- **Listed entries**
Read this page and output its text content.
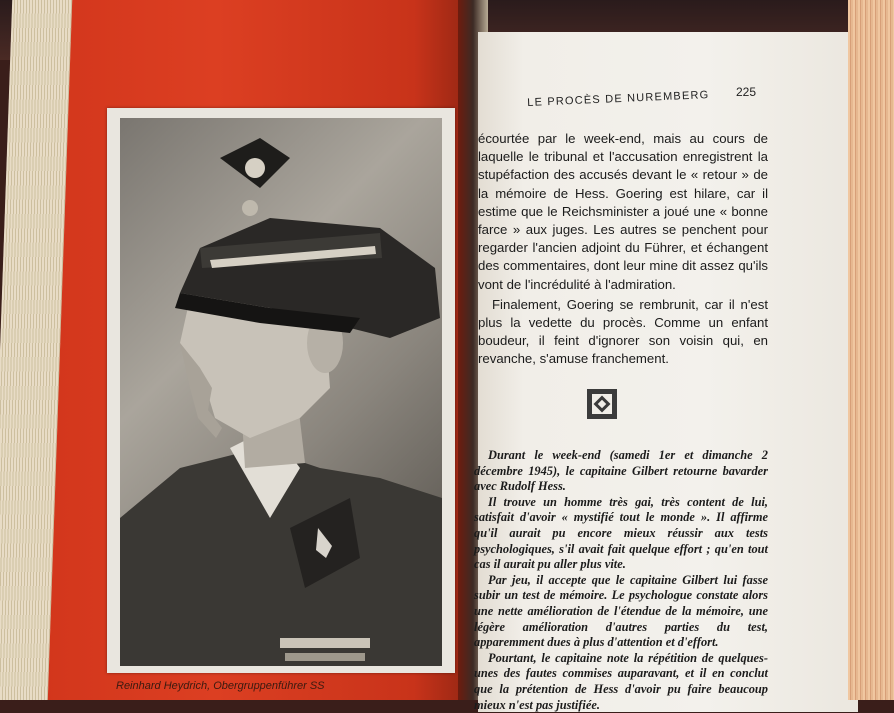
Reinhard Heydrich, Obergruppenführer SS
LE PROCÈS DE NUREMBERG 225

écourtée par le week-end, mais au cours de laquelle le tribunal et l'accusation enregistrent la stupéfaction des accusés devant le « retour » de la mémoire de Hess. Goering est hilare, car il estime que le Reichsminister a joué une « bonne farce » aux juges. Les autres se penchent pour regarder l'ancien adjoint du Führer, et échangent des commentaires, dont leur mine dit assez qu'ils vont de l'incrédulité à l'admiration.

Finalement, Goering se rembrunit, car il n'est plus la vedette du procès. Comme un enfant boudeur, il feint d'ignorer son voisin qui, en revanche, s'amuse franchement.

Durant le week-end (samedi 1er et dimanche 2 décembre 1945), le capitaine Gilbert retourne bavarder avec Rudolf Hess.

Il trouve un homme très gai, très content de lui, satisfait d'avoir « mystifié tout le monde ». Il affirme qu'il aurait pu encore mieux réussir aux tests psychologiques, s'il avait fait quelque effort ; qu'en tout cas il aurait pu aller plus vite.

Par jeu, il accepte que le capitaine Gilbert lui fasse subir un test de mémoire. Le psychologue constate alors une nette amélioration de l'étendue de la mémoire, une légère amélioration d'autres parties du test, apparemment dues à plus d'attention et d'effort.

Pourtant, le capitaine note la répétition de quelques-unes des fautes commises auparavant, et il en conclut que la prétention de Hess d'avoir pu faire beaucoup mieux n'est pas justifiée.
---
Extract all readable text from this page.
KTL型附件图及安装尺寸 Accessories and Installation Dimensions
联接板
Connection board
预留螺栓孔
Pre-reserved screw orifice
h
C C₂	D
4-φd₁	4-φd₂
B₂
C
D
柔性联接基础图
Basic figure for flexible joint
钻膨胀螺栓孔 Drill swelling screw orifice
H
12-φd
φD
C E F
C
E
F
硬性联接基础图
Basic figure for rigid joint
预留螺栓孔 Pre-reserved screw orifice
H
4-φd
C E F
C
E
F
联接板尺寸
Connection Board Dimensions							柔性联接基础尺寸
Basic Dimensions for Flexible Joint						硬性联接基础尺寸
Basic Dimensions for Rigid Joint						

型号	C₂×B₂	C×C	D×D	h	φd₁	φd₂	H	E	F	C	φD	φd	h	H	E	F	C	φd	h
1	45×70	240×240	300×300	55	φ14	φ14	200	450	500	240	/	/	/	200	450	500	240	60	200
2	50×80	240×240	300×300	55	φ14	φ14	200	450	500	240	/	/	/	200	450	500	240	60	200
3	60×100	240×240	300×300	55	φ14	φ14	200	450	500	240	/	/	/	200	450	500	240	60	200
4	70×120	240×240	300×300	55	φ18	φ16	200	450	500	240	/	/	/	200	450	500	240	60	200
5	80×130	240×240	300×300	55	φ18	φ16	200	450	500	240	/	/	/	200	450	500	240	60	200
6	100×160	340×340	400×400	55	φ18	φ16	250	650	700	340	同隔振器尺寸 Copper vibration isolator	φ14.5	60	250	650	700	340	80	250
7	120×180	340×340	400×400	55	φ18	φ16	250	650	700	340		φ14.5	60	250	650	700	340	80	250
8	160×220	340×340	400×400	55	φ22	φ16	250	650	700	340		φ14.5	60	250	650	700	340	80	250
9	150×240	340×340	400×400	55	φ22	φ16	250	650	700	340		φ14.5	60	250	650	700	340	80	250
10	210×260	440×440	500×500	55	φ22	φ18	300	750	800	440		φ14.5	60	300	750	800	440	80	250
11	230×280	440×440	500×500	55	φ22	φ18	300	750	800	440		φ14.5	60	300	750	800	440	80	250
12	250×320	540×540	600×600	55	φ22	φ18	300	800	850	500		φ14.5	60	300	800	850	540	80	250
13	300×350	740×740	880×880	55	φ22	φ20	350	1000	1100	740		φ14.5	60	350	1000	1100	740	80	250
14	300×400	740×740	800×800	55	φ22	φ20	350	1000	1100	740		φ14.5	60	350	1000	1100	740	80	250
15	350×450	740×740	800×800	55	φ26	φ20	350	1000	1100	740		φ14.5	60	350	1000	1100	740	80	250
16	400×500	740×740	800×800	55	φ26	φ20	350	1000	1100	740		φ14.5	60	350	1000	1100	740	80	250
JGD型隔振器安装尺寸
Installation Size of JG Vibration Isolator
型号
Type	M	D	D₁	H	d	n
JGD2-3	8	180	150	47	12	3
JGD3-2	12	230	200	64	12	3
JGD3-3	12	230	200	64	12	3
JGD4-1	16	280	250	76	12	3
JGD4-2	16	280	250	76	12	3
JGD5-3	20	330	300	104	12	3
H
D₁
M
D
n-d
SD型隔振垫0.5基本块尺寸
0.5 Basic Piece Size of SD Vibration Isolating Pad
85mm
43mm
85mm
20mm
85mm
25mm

- **The request**
Extract all lines containing the word "Size".

- **Solution**
Installation Size of JG Vibration Isolator
0.5 Basic Piece Size of SD Vibration Isolating Pad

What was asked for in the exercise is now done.